**Data section**
— start —
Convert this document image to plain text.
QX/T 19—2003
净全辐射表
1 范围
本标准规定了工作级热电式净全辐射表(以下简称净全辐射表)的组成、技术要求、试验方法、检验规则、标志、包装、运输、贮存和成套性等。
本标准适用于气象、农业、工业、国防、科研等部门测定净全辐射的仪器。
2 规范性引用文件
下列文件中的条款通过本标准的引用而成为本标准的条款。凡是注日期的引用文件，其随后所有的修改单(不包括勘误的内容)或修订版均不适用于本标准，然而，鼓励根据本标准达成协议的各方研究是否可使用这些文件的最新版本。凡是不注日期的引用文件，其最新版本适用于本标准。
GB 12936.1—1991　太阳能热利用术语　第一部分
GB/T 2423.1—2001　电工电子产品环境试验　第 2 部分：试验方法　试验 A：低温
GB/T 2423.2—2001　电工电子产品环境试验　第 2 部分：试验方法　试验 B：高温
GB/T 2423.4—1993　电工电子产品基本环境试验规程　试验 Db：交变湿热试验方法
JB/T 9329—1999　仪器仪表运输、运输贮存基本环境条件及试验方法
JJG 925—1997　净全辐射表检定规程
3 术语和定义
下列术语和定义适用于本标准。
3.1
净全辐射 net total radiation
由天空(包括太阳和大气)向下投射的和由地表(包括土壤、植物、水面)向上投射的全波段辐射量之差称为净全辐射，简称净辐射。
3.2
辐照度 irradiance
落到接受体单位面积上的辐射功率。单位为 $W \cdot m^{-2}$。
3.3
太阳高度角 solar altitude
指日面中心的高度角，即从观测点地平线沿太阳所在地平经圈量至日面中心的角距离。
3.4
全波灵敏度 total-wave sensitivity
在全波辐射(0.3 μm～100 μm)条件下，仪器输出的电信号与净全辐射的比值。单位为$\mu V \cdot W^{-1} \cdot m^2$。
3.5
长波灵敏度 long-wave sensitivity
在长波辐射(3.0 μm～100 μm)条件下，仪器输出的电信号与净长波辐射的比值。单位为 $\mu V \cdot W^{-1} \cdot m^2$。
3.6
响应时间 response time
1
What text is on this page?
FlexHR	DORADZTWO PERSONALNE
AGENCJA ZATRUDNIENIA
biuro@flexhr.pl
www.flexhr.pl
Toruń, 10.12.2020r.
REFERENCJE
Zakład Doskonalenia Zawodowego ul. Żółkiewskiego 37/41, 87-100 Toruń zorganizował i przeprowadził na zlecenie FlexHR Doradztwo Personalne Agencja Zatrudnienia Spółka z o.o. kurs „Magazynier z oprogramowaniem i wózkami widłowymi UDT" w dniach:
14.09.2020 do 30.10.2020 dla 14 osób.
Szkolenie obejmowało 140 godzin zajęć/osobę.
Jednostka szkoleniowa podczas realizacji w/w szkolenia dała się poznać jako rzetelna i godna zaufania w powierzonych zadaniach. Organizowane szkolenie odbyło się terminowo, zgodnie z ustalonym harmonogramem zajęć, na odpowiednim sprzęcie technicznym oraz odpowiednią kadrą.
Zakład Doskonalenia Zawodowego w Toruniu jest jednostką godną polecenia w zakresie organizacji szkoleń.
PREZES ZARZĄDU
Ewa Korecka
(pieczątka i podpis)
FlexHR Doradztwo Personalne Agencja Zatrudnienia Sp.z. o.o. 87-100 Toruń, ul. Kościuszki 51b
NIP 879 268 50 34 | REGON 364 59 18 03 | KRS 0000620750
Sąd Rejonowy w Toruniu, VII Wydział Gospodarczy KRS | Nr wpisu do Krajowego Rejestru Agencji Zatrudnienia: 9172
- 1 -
— end —
Using the listing above, please repeat every entry exactly.

Convert this document image to plain text.
QX/T 19—2003
净全辐射表
1 范围
本标准规定了工作级热电式净全辐射表(以下简称净全辐射表)的组成、技术要求、试验方法、检验规则、标志、包装、运输、贮存和成套性等。
本标准适用于气象、农业、工业、国防、科研等部门测定净全辐射的仪器。
2 规范性引用文件
下列文件中的条款通过本标准的引用而成为本标准的条款。凡是注日期的引用文件，其随后所有的修改单(不包括勘误的内容)或修订版均不适用于本标准，然而，鼓励根据本标准达成协议的各方研究是否可使用这些文件的最新版本。凡是不注日期的引用文件，其最新版本适用于本标准。
GB 12936.1—1991　太阳能热利用术语　第一部分
GB/T 2423.1—2001　电工电子产品环境试验　第 2 部分：试验方法　试验 A：低温
GB/T 2423.2—2001　电工电子产品环境试验　第 2 部分：试验方法　试验 B：高温
GB/T 2423.4—1993　电工电子产品基本环境试验规程　试验 Db：交变湿热试验方法
JB/T 9329—1999　仪器仪表运输、运输贮存基本环境条件及试验方法
JJG 925—1997　净全辐射表检定规程
3 术语和定义
下列术语和定义适用于本标准。
3.1
净全辐射 net total radiation
由天空(包括太阳和大气)向下投射的和由地表(包括土壤、植物、水面)向上投射的全波段辐射量之差称为净全辐射，简称净辐射。
3.2
辐照度 irradiance
落到接受体单位面积上的辐射功率。单位为 $W \cdot m^{-2}$。
3.3
太阳高度角 solar altitude
指日面中心的高度角，即从观测点地平线沿太阳所在地平经圈量至日面中心的角距离。
3.4
全波灵敏度 total-wave sensitivity
在全波辐射(0.3 μm～100 μm)条件下，仪器输出的电信号与净全辐射的比值。单位为$\mu V \cdot W^{-1} \cdot m^2$。
3.5
长波灵敏度 long-wave sensitivity
在长波辐射(3.0 μm～100 μm)条件下，仪器输出的电信号与净长波辐射的比值。单位为 $\mu V \cdot W^{-1} \cdot m^2$。
3.6
响应时间 response time
1
What text is on this page?
FlexHR	DORADZTWO PERSONALNE
AGENCJA ZATRUDNIENIA
biuro@flexhr.pl
www.flexhr.pl
Toruń, 10.12.2020r.
REFERENCJE
Zakład Doskonalenia Zawodowego ul. Żółkiewskiego 37/41, 87-100 Toruń zorganizował i przeprowadził na zlecenie FlexHR Doradztwo Personalne Agencja Zatrudnienia Spółka z o.o. kurs „Magazynier z oprogramowaniem i wózkami widłowymi UDT" w dniach:
14.09.2020 do 30.10.2020 dla 14 osób.
Szkolenie obejmowało 140 godzin zajęć/osobę.
Jednostka szkoleniowa podczas realizacji w/w szkolenia dała się poznać jako rzetelna i godna zaufania w powierzonych zadaniach. Organizowane szkolenie odbyło się terminowo, zgodnie z ustalonym harmonogramem zajęć, na odpowiednim sprzęcie technicznym oraz odpowiednią kadrą.
Zakład Doskonalenia Zawodowego w Toruniu jest jednostką godną polecenia w zakresie organizacji szkoleń.
PREZES ZARZĄDU
Ewa Korecka
(pieczątka i podpis)
FlexHR Doradztwo Personalne Agencja Zatrudnienia Sp.z. o.o. 87-100 Toruń, ul. Kościuszki 51b
NIP 879 268 50 34 | REGON 364 59 18 03 | KRS 0000620750
Sąd Rejonowy w Toruniu, VII Wydział Gospodarczy KRS | Nr wpisu do Krajowego Rejestru Agencji Zatrudnienia: 9172
- 1 -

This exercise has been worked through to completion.